_The task_:
Extract all data as written.

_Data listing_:
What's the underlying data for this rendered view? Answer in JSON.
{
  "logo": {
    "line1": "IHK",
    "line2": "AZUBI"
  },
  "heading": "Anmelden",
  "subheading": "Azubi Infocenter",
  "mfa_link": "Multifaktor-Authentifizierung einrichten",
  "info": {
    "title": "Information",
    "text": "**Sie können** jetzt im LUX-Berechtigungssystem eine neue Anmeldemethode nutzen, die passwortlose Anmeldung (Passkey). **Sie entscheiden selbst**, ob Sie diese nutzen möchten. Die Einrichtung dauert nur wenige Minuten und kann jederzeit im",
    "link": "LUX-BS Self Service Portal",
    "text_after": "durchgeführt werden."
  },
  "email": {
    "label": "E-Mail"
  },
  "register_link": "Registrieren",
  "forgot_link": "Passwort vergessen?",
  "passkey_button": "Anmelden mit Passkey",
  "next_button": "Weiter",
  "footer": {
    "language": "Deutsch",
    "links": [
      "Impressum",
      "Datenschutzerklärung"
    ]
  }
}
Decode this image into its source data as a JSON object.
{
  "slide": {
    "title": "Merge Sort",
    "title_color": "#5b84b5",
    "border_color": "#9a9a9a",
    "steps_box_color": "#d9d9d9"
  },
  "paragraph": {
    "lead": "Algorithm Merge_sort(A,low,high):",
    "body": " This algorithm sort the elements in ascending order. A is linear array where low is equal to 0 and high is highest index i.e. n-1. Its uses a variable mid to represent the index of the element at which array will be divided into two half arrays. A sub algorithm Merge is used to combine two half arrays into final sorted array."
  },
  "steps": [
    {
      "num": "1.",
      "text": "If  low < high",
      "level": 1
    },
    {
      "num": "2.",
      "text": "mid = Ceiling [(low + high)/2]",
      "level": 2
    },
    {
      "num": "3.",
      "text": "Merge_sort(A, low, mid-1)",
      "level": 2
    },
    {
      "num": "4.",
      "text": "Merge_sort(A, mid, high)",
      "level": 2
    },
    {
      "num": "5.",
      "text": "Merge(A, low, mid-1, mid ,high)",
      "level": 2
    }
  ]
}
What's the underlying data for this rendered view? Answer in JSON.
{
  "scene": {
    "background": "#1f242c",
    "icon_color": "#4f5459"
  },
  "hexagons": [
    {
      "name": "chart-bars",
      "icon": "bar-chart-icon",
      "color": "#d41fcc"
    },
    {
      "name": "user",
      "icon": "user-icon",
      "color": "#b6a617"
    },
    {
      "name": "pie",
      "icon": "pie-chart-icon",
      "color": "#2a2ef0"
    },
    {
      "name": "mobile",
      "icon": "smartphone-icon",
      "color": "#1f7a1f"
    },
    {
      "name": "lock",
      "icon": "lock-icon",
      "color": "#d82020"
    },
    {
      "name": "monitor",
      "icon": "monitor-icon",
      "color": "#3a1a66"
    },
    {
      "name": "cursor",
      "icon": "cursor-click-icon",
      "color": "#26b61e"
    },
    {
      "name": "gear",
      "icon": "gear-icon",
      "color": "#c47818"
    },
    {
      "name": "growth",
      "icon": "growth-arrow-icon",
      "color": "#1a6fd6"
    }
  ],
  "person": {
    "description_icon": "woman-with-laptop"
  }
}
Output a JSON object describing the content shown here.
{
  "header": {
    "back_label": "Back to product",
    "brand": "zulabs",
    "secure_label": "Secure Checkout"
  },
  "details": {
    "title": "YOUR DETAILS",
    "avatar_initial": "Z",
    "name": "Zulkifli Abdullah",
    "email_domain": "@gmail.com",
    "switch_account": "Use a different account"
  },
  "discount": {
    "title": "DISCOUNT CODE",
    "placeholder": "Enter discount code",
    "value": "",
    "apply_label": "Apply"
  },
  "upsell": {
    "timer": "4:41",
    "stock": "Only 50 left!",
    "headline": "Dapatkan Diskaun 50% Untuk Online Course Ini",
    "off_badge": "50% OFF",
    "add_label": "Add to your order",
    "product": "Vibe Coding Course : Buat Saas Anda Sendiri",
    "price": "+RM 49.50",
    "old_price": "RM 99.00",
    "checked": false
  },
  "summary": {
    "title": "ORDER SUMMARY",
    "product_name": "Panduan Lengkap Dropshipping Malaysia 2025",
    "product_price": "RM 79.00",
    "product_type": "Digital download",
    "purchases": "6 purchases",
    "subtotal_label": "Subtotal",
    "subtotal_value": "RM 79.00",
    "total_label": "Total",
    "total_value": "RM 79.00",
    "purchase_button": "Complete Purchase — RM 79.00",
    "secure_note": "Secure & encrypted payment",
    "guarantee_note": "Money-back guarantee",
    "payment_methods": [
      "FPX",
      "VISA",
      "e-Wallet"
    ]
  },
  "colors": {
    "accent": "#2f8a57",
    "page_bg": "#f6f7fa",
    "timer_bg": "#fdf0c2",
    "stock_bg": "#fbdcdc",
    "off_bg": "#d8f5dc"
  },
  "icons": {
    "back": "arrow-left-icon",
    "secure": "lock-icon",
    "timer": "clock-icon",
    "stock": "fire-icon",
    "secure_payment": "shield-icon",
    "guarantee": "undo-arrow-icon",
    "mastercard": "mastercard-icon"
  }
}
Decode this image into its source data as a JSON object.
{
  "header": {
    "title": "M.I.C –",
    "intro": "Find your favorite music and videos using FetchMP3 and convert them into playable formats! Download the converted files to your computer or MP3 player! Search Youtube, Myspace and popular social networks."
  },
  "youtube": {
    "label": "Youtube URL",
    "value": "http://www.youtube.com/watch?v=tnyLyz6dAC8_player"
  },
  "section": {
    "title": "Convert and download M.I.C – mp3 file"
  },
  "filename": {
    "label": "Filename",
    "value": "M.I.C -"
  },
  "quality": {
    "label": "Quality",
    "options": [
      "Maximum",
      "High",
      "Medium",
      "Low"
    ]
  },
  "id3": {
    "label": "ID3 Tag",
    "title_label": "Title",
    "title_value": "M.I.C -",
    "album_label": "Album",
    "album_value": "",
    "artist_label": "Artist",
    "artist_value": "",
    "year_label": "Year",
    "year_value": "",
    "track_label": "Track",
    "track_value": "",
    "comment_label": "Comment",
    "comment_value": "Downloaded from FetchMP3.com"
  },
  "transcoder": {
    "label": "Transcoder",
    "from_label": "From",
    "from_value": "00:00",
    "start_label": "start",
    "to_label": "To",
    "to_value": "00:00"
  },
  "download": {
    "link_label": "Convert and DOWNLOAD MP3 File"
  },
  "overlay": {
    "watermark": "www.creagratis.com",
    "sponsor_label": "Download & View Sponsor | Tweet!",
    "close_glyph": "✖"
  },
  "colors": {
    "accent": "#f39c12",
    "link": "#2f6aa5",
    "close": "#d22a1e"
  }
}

_Response for this exercise_:
What's the underlying data for this rendered view? Answer in JSON.
{
  "logo": {
    "line1": "IHK",
    "line2": "AZUBI"
  },
  "heading": "Anmelden",
  "subheading": "Azubi Infocenter",
  "mfa_link": "Multifaktor-Authentifizierung einrichten",
  "info": {
    "title": "Information",
    "text": "**Sie können** jetzt im LUX-Berechtigungssystem eine neue Anmeldemethode nutzen, die passwortlose Anmeldung (Passkey). **Sie entscheiden selbst**, ob Sie diese nutzen möchten. Die Einrichtung dauert nur wenige Minuten und kann jederzeit im",
    "link": "LUX-BS Self Service Portal",
    "text_after": "durchgeführt werden."
  },
  "email": {
    "label": "E-Mail"
  },
  "register_link": "Registrieren",
  "forgot_link": "Passwort vergessen?",
  "passkey_button": "Anmelden mit Passkey",
  "next_button": "Weiter",
  "footer": {
    "language": "Deutsch",
    "links": [
      "Impressum",
      "Datenschutzerklärung"
    ]
  }
}
Decode this image into its source data as a JSON object.
{
  "slide": {
    "title": "Merge Sort",
    "title_color": "#5b84b5",
    "border_color": "#9a9a9a",
    "steps_box_color": "#d9d9d9"
  },
  "paragraph": {
    "lead": "Algorithm Merge_sort(A,low,high):",
    "body": " This algorithm sort the elements in ascending order. A is linear array where low is equal to 0 and high is highest index i.e. n-1. Its uses a variable mid to represent the index of the element at which array will be divided into two half arrays. A sub algorithm Merge is used to combine two half arrays into final sorted array."
  },
  "steps": [
    {
      "num": "1.",
      "text": "If  low < high",
      "level": 1
    },
    {
      "num": "2.",
      "text": "mid = Ceiling [(low + high)/2]",
      "level": 2
    },
    {
      "num": "3.",
      "text": "Merge_sort(A, low, mid-1)",
      "level": 2
    },
    {
      "num": "4.",
      "text": "Merge_sort(A, mid, high)",
      "level": 2
    },
    {
      "num": "5.",
      "text": "Merge(A, low, mid-1, mid ,high)",
      "level": 2
    }
  ]
}
What's the underlying data for this rendered view? Answer in JSON.
{
  "scene": {
    "background": "#1f242c",
    "icon_color": "#4f5459"
  },
  "hexagons": [
    {
      "name": "chart-bars",
      "icon": "bar-chart-icon",
      "color": "#d41fcc"
    },
    {
      "name": "user",
      "icon": "user-icon",
      "color": "#b6a617"
    },
    {
      "name": "pie",
      "icon": "pie-chart-icon",
      "color": "#2a2ef0"
    },
    {
      "name": "mobile",
      "icon": "smartphone-icon",
      "color": "#1f7a1f"
    },
    {
      "name": "lock",
      "icon": "lock-icon",
      "color": "#d82020"
    },
    {
      "name": "monitor",
      "icon": "monitor-icon",
      "color": "#3a1a66"
    },
    {
      "name": "cursor",
      "icon": "cursor-click-icon",
      "color": "#26b61e"
    },
    {
      "name": "gear",
      "icon": "gear-icon",
      "color": "#c47818"
    },
    {
      "name": "growth",
      "icon": "growth-arrow-icon",
      "color": "#1a6fd6"
    }
  ],
  "person": {
    "description_icon": "woman-with-laptop"
  }
}
Output a JSON object describing the content shown here.
{
  "header": {
    "back_label": "Back to product",
    "brand": "zulabs",
    "secure_label": "Secure Checkout"
  },
  "details": {
    "title": "YOUR DETAILS",
    "avatar_initial": "Z",
    "name": "Zulkifli Abdullah",
    "email_domain": "@gmail.com",
    "switch_account": "Use a different account"
  },
  "discount": {
    "title": "DISCOUNT CODE",
    "placeholder": "Enter discount code",
    "value": "",
    "apply_label": "Apply"
  },
  "upsell": {
    "timer": "4:41",
    "stock": "Only 50 left!",
    "headline": "Dapatkan Diskaun 50% Untuk Online Course Ini",
    "off_badge": "50% OFF",
    "add_label": "Add to your order",
    "product": "Vibe Coding Course : Buat Saas Anda Sendiri",
    "price": "+RM 49.50",
    "old_price": "RM 99.00",
    "checked": false
  },
  "summary": {
    "title": "ORDER SUMMARY",
    "product_name": "Panduan Lengkap Dropshipping Malaysia 2025",
    "product_price": "RM 79.00",
    "product_type": "Digital download",
    "purchases": "6 purchases",
    "subtotal_label": "Subtotal",
    "subtotal_value": "RM 79.00",
    "total_label": "Total",
    "total_value": "RM 79.00",
    "purchase_button": "Complete Purchase — RM 79.00",
    "secure_note": "Secure & encrypted payment",
    "guarantee_note": "Money-back guarantee",
    "payment_methods": [
      "FPX",
      "VISA",
      "e-Wallet"
    ]
  },
  "colors": {
    "accent": "#2f8a57",
    "page_bg": "#f6f7fa",
    "timer_bg": "#fdf0c2",
    "stock_bg": "#fbdcdc",
    "off_bg": "#d8f5dc"
  },
  "icons": {
    "back": "arrow-left-icon",
    "secure": "lock-icon",
    "timer": "clock-icon",
    "stock": "fire-icon",
    "secure_payment": "shield-icon",
    "guarantee": "undo-arrow-icon",
    "mastercard": "mastercard-icon"
  }
}
Decode this image into its source data as a JSON object.
{
  "header": {
    "title": "M.I.C –",
    "intro": "Find your favorite music and videos using FetchMP3 and convert them into playable formats! Download the converted files to your computer or MP3 player! Search Youtube, Myspace and popular social networks."
  },
  "youtube": {
    "label": "Youtube URL",
    "value": "http://www.youtube.com/watch?v=tnyLyz6dAC8_player"
  },
  "section": {
    "title": "Convert and download M.I.C – mp3 file"
  },
  "filename": {
    "label": "Filename",
    "value": "M.I.C -"
  },
  "quality": {
    "label": "Quality",
    "options": [
      "Maximum",
      "High",
      "Medium",
      "Low"
    ]
  },
  "id3": {
    "label": "ID3 Tag",
    "title_label": "Title",
    "title_value": "M.I.C -",
    "album_label": "Album",
    "album_value": "",
    "artist_label": "Artist",
    "artist_value": "",
    "year_label": "Year",
    "year_value": "",
    "track_label": "Track",
    "track_value": "",
    "comment_label": "Comment",
    "comment_value": "Downloaded from FetchMP3.com"
  },
  "transcoder": {
    "label": "Transcoder",
    "from_label": "From",
    "from_value": "00:00",
    "start_label": "start",
    "to_label": "To",
    "to_value": "00:00"
  },
  "download": {
    "link_label": "Convert and DOWNLOAD MP3 File"
  },
  "overlay": {
    "watermark": "www.creagratis.com",
    "sponsor_label": "Download & View Sponsor | Tweet!",
    "close_glyph": "✖"
  },
  "colors": {
    "accent": "#f39c12",
    "link": "#2f6aa5",
    "close": "#d22a1e"
  }
}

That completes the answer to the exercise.